Find and copy each line of the records where the string "then" shows up.

+++ Dataset entries

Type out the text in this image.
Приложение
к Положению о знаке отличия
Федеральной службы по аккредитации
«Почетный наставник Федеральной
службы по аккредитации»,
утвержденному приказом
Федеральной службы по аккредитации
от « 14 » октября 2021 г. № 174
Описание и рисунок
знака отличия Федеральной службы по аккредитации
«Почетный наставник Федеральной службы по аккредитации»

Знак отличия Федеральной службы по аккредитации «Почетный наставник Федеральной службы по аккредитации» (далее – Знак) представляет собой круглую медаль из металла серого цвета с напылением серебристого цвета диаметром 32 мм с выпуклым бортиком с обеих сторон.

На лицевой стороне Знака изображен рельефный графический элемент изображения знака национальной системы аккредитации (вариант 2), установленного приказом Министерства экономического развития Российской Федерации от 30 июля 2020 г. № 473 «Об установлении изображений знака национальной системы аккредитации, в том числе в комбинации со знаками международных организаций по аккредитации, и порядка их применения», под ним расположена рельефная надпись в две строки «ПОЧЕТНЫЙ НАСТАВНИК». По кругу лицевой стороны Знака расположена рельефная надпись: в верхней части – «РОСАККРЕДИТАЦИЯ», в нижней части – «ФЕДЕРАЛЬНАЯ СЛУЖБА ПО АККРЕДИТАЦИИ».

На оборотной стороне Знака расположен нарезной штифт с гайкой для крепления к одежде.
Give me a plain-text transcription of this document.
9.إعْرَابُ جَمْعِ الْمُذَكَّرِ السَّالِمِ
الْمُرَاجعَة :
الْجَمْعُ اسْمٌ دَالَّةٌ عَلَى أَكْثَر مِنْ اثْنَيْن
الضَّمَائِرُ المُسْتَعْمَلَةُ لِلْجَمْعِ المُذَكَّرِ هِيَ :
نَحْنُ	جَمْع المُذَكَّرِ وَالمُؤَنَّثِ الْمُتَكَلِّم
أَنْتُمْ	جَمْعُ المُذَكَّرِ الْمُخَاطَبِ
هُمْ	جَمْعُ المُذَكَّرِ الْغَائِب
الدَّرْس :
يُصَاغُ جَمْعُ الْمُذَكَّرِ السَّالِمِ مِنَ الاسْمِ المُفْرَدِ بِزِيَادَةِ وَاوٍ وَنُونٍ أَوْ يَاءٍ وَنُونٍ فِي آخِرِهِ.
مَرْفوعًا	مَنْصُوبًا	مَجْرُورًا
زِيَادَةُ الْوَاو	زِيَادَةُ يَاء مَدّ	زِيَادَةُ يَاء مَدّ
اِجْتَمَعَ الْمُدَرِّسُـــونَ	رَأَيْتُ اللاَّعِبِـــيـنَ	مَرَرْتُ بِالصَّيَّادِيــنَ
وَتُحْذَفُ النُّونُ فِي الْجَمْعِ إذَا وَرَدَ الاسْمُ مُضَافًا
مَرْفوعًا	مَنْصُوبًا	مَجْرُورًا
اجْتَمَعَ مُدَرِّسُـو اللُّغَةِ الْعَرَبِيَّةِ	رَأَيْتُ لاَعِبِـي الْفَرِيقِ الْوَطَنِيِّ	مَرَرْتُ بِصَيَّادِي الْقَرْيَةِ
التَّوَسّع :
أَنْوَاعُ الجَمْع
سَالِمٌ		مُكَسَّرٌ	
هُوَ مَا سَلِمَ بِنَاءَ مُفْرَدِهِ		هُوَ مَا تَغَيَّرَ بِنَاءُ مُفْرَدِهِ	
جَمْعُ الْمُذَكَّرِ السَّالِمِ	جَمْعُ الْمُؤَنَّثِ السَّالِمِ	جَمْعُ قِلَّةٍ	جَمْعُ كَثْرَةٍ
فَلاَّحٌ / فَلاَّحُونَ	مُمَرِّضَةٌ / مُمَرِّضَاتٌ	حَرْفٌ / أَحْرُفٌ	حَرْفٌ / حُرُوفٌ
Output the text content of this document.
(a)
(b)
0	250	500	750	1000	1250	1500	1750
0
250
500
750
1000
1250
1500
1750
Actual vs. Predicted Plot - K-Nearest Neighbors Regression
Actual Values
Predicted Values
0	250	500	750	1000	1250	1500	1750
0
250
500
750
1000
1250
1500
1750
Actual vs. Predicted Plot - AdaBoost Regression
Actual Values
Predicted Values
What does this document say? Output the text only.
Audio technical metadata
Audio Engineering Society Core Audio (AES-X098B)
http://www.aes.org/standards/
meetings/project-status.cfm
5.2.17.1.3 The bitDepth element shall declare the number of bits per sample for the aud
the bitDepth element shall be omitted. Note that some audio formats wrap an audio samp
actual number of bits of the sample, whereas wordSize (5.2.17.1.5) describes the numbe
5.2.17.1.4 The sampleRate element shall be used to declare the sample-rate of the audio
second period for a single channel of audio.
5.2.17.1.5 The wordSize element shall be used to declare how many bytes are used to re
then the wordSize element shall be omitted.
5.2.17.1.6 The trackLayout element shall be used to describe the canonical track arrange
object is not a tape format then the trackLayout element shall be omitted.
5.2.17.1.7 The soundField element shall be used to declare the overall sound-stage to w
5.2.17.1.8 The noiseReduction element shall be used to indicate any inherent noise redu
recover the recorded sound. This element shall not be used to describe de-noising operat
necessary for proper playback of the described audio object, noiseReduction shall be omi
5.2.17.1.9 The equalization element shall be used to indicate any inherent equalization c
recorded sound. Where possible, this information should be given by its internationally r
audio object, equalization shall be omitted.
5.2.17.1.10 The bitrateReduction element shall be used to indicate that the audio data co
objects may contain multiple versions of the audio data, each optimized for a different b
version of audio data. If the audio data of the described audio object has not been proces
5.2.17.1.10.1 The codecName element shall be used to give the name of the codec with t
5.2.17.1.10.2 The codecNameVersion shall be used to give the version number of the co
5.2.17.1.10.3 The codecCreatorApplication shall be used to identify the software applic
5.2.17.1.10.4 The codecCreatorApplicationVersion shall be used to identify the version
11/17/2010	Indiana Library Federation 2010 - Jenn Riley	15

++++++

§ **Finished task**
then the wordSize element shall be omitted.
object is not a tape format then the trackLayout element shall be omitted.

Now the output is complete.